▸ **Written instruction**
Find and return each line containing "массовой".

▸ **Supplied entries**
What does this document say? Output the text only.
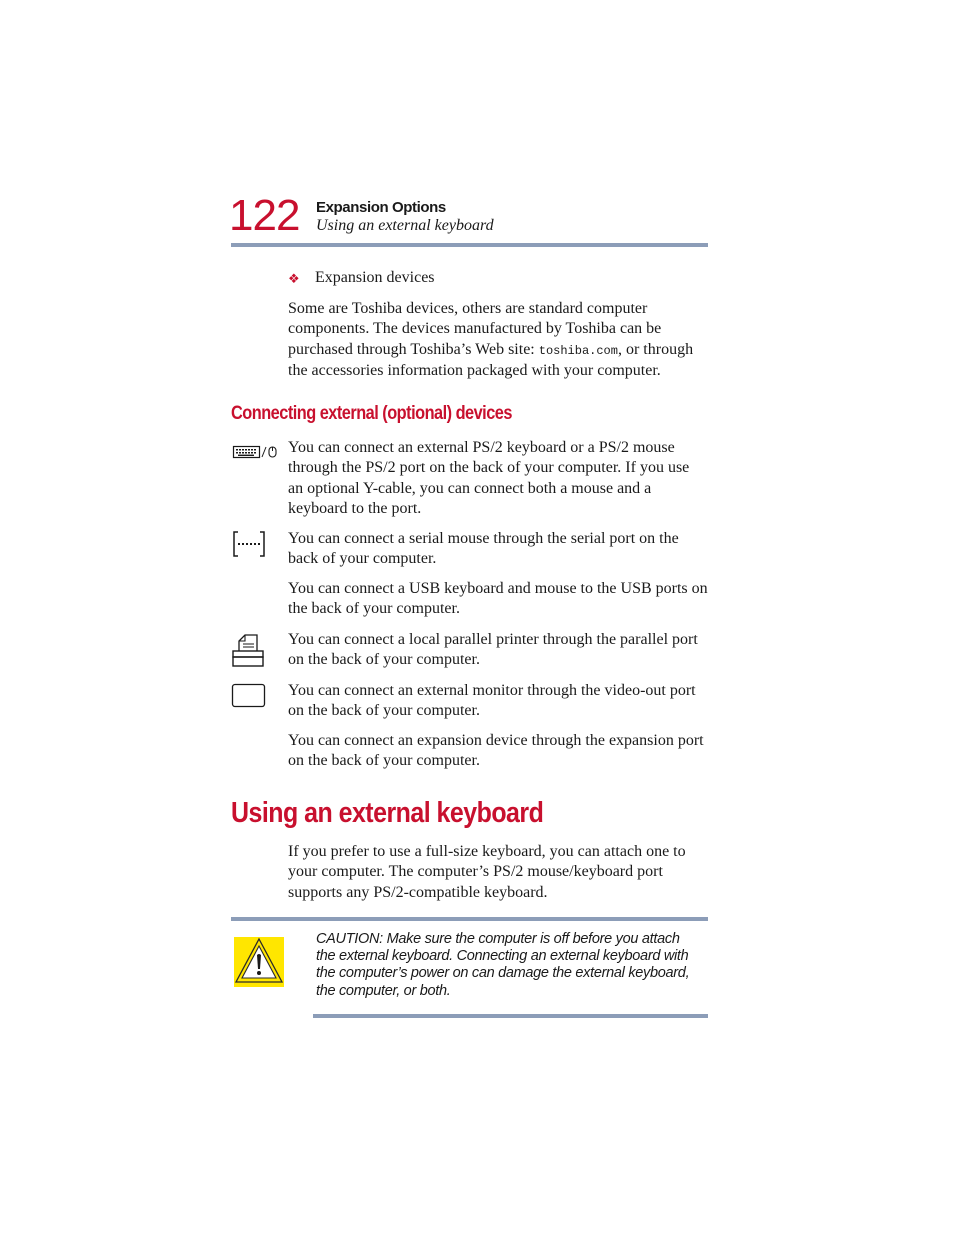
122 Expansion Options
Using an external keyboard
❖ Expansion devices
Some are Toshiba devices, others are standard computer components. The devices manufactured by Toshiba can be purchased through Toshiba’s Web site: toshiba.com, or through the accessories information packaged with your computer.
Connecting external (optional) devices
You can connect an external PS/2 keyboard or a PS/2 mouse through the PS/2 port on the back of your computer. If you use an optional Y-cable, you can connect both a mouse and a keyboard to the port.
You can connect a serial mouse through the serial port on the back of your computer.
You can connect a USB keyboard and mouse to the USB ports on the back of your computer.
You can connect a local parallel printer through the parallel port on the back of your computer.
You can connect an external monitor through the video-out port on the back of your computer.
You can connect an expansion device through the expansion port on the back of your computer.
Using an external keyboard
If you prefer to use a full-size keyboard, you can attach one to your computer. The computer’s PS/2 mouse/keyboard port supports any PS/2-compatible keyboard.
CAUTION: Make sure the computer is off before you attach the external keyboard. Connecting an external keyboard with the computer’s power on can damage the external keyboard, the computer, or both.
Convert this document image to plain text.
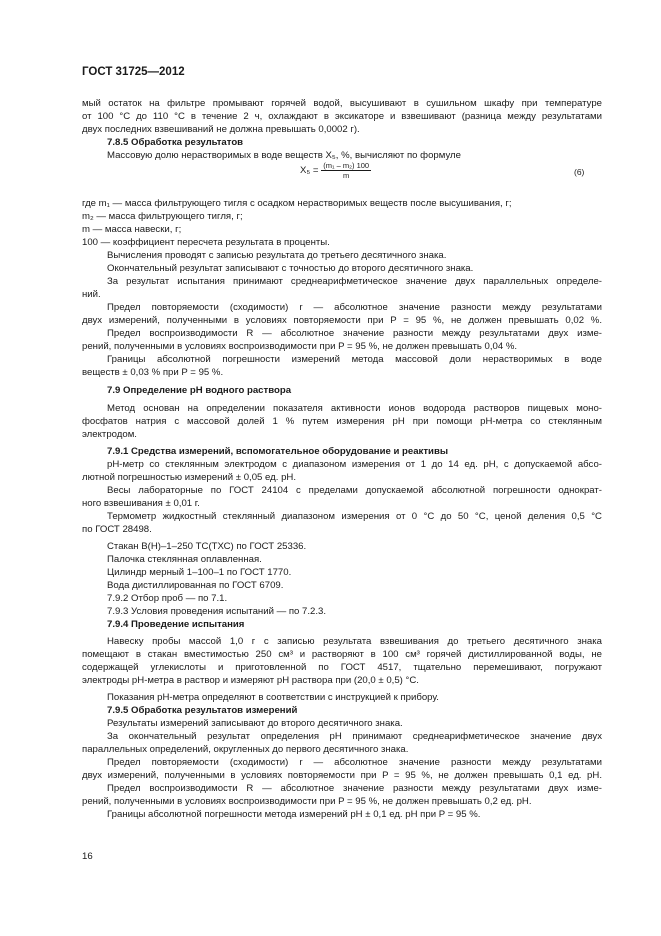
ГОСТ 31725—2012
мый остаток на фильтре промывают горячей водой, высушивают в сушильном шкафу при температуре
от 100 °С до 110 °С в течение 2 ч, охлаждают в эксикаторе и взвешивают (разница между результатами
двух последних взвешиваний не должна превышать 0,0002 г).
7.8.5 Обработка результатов
Массовую долю нерастворимых в воде веществ X₅, %, вычисляют по формуле
где m₁ — масса фильтрующего тигля с осадком нерастворимых веществ после высушивания, г;
m₂ — масса фильтрующего тигля, г;
m — масса навески, г;
100 — коэффициент пересчета результата в проценты.
Вычисления проводят с записью результата до третьего десятичного знака.
Окончательный результат записывают с точностью до второго десятичного знака.
За результат испытания принимают среднеарифметическое значение двух параллельных определе-
ний.
Предел повторяемости (сходимости) r — абсолютное значение разности между результатами
двух измерений, полученными в условиях повторяемости при P = 95 %, не должен превышать 0,02 %.
Предел воспроизводимости R — абсолютное значение разности между результатами двух изме-
рений, полученными в условиях воспроизводимости при P = 95 %, не должен превышать 0,04 %.
Границы абсолютной погрешности измерений метода массовой доли нерастворимых в воде
веществ ± 0,03 % при P = 95 %.
7.9 Определение рН водного раствора
Метод основан на определении показателя активности ионов водорода растворов пищевых моно-
фосфатов натрия с массовой долей 1 % путем измерения рН при помощи рН-метра со стеклянным
электродом.
7.9.1 Средства измерений, вспомогательное оборудование и реактивы
рН-метр со стеклянным электродом с диапазоном измерения от 1 до 14 ед. рН, с допускаемой абсо-
лютной погрешностью измерений ± 0,05 ед. рН.
Весы лабораторные по ГОСТ 24104 с пределами допускаемой абсолютной погрешности однократ-
ного взвешивания ± 0,01 г.
Термометр жидкостный стеклянный диапазоном измерения от 0 °С до 50 °С, ценой деления 0,5 °С
по ГОСТ 28498.
Стакан В(Н)–1–250 ТС(ТХС) по ГОСТ 25336.
Палочка стеклянная оплавленная.
Цилиндр мерный 1–100–1 по ГОСТ 1770.
Вода дистиллированная по ГОСТ 6709.
7.9.2 Отбор проб — по 7.1.
7.9.3 Условия проведения испытаний — по 7.2.3.
7.9.4 Проведение испытания
Навеску пробы массой 1,0 г с записью результата взвешивания до третьего десятичного знака
помещают в стакан вместимостью 250 см³ и растворяют в 100 см³ горячей дистиллированной воды, не
содержащей углекислоты и приготовленной по ГОСТ 4517, тщательно перемешивают, погружают
электроды рН-метра в раствор и измеряют рН раствора при (20,0 ± 0,5) °С.
Показания рН-метра определяют в соответствии с инструкцией к прибору.
7.9.5 Обработка результатов измерений
Результаты измерений записывают до второго десятичного знака.
За окончательный результат определения рН принимают среднеарифметическое значение двух
параллельных определений, округленных до первого десятичного знака.
Предел повторяемости (сходимости) r — абсолютное значение разности между результатами
двух измерений, полученными в условиях повторяемости при P = 95 %, не должен превышать 0,1 ед. рН.
Предел воспроизводимости R — абсолютное значение разности между результатами двух изме-
рений, полученными в условиях воспроизводимости при P = 95 %, не должен превышать 0,2 ед. рН.
Границы абсолютной погрешности метода измерений рН ± 0,1 ед. рН при P = 95 %.
$X_5 = \frac{\text{(m₁ – m₂) 100}}{m}$	(6)
16
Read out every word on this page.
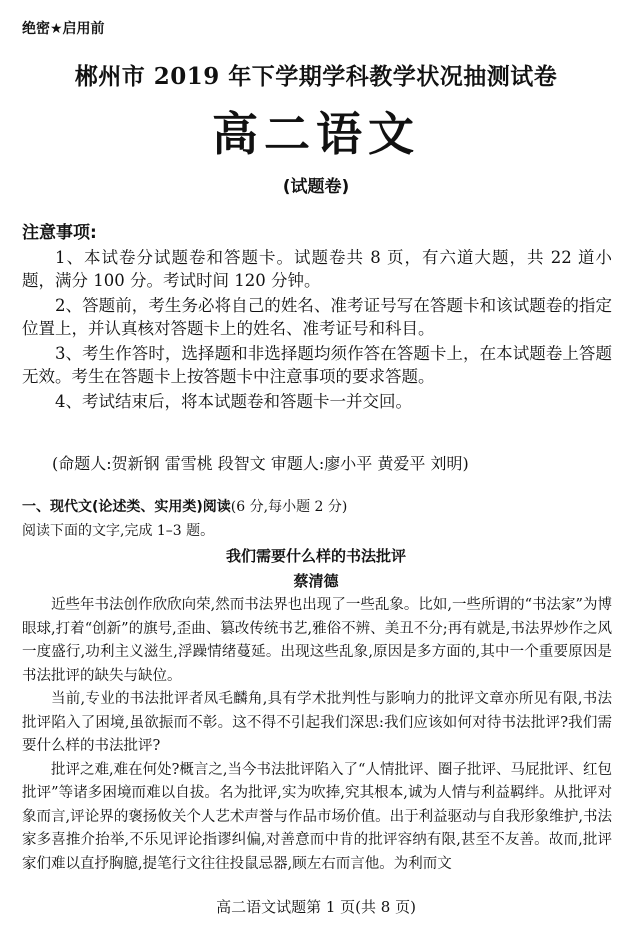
绝密★启用前
郴州市 2019 年下学期学科教学状况抽测试卷
高二语文
(试题卷)
注意事项:

1、本试卷分试题卷和答题卡。试题卷共 8 页，有六道大题，共 22 道小题，满分 100 分。考试时间 120 分钟。

2、答题前，考生务必将自己的姓名、准考证号写在答题卡和该试题卷的指定位置上，并认真核对答题卡上的姓名、准考证号和科目。

3、考生作答时，选择题和非选择题均须作答在答题卡上，在本试题卷上答题无效。考生在答题卡上按答题卡中注意事项的要求答题。

4、考试结束后，将本试题卷和答题卡一并交回。

(命题人:贺新钢 雷雪桃 段智文 审题人:廖小平 黄爱平 刘明)
一、现代文(论述类、实用类)阅读(6 分,每小题 2 分)
阅读下面的文字,完成 1–3 题。
我们需要什么样的书法批评
蔡清德

近些年书法创作欣欣向荣,然而书法界也出现了一些乱象。比如,一些所谓的“书法家”为博眼球,打着“创新”的旗号,歪曲、篡改传统书艺,雅俗不辨、美丑不分;再有就是,书法界炒作之风一度盛行,功利主义滋生,浮躁情绪蔓延。出现这些乱象,原因是多方面的,其中一个重要原因是书法批评的缺失与缺位。

当前,专业的书法批评者凤毛麟角,具有学术批判性与影响力的批评文章亦所见有限,书法批评陷入了困境,虽欲振而不彰。这不得不引起我们深思:我们应该如何对待书法批评?我们需要什么样的书法批评?

批评之难,难在何处?概言之,当今书法批评陷入了“人情批评、圈子批评、马屁批评、红包批评”等诸多困境而难以自拔。名为批评,实为吹捧,究其根本,诚为人情与利益羁绊。从批评对象而言,评论界的褒扬攸关个人艺术声誉与作品市场价值。出于利益驱动与自我形象维护,书法家多喜推介抬举,不乐见评论指谬纠偏,对善意而中肯的批评容纳有限,甚至不友善。故而,批评家们难以直抒胸臆,提笔行文往往投鼠忌器,顾左右而言他。为利而文

高二语文试题第 1 页(共 8 页)
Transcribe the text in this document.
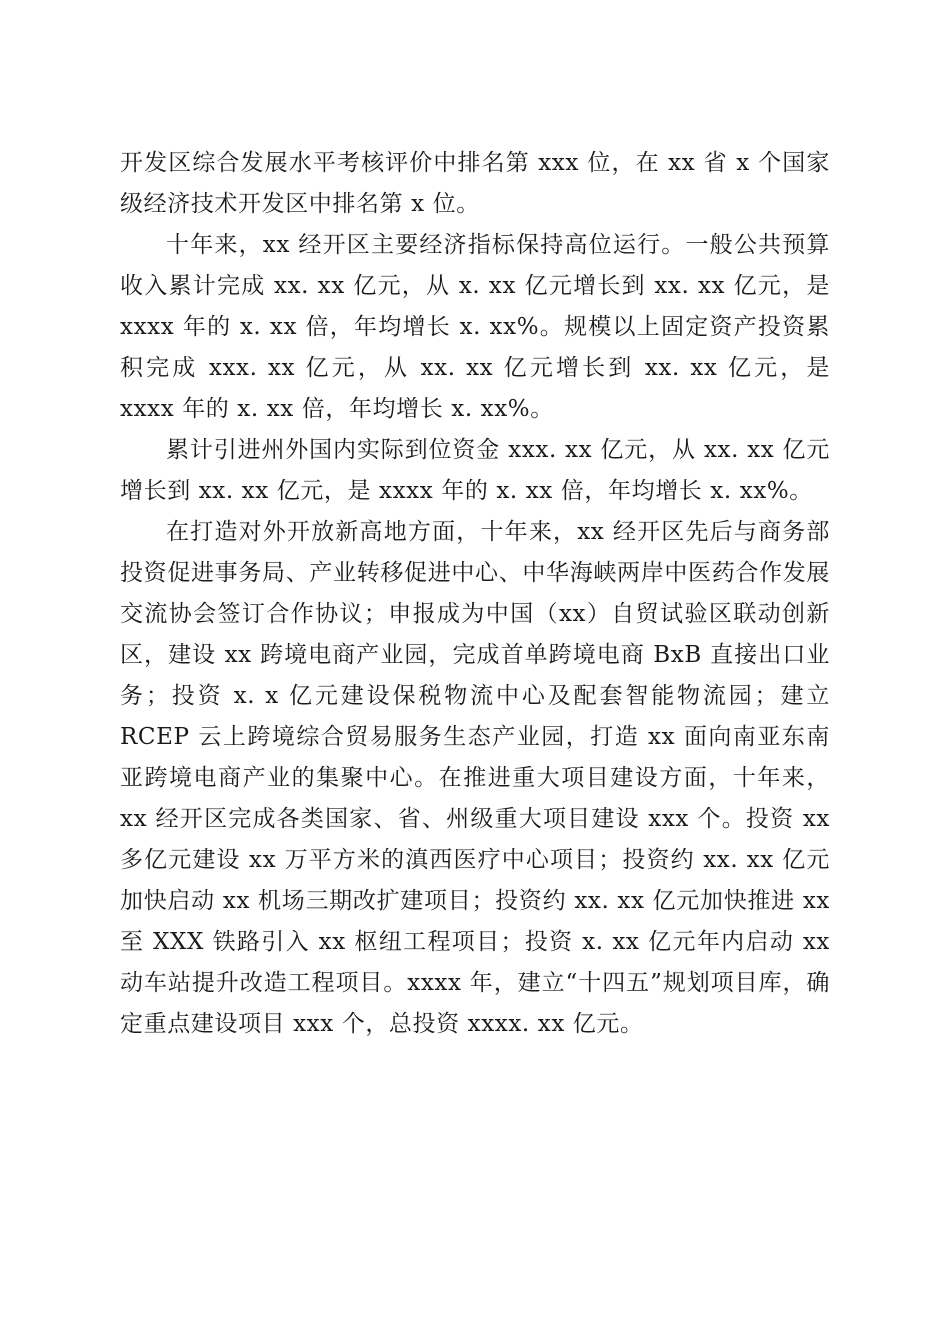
开发区综合发展水平考核评价中排名第 xxx 位，在 xx 省 x 个国家级经济技术开发区中排名第 x 位。

十年来，xx 经开区主要经济指标保持高位运行。一般公共预算收入累计完成 xx. xx 亿元，从 x. xx 亿元增长到 xx. xx 亿元，是 xxxx 年的 x. xx 倍，年均增长 x. xx%。规模以上固定资产投资累积完成 xxx. xx 亿元，从 xx. xx 亿元增长到 xx. xx 亿元，是 xxxx 年的 x. xx 倍，年均增长 x. xx%。

累计引进州外国内实际到位资金 xxx. xx 亿元，从 xx. xx 亿元增长到 xx. xx 亿元，是 xxxx 年的 x. xx 倍，年均增长 x. xx%。

在打造对外开放新高地方面，十年来，xx 经开区先后与商务部投资促进事务局、产业转移促进中心、中华海峡两岸中医药合作发展交流协会签订合作协议；申报成为中国（xx）自贸试验区联动创新区，建设 xx 跨境电商产业园，完成首单跨境电商 BxB 直接出口业务；投资 x. x 亿元建设保税物流中心及配套智能物流园；建立 RCEP 云上跨境综合贸易服务生态产业园，打造 xx 面向南亚东南亚跨境电商产业的集聚中心。在推进重大项目建设方面，十年来，xx 经开区完成各类国家、省、州级重大项目建设 xxx 个。投资 xx 多亿元建设 xx 万平方米的滇西医疗中心项目；投资约 xx. xx 亿元加快启动 xx 机场三期改扩建项目；投资约 xx. xx 亿元加快推进 xx 至 XXX 铁路引入 xx 枢纽工程项目；投资 x. xx 亿元年内启动 xx 动车站提升改造工程项目。xxxx 年，建立“十四五”规划项目库，确定重点建设项目 xxx 个，总投资 xxxx. xx 亿元。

▸ **Full output**
Границы абсолютной погрешности измерений метода массовой доли нерастворимых в воде
фосфатов натрия с массовой долей 1 % путем измерения рН при помощи рН-метра со стеклянным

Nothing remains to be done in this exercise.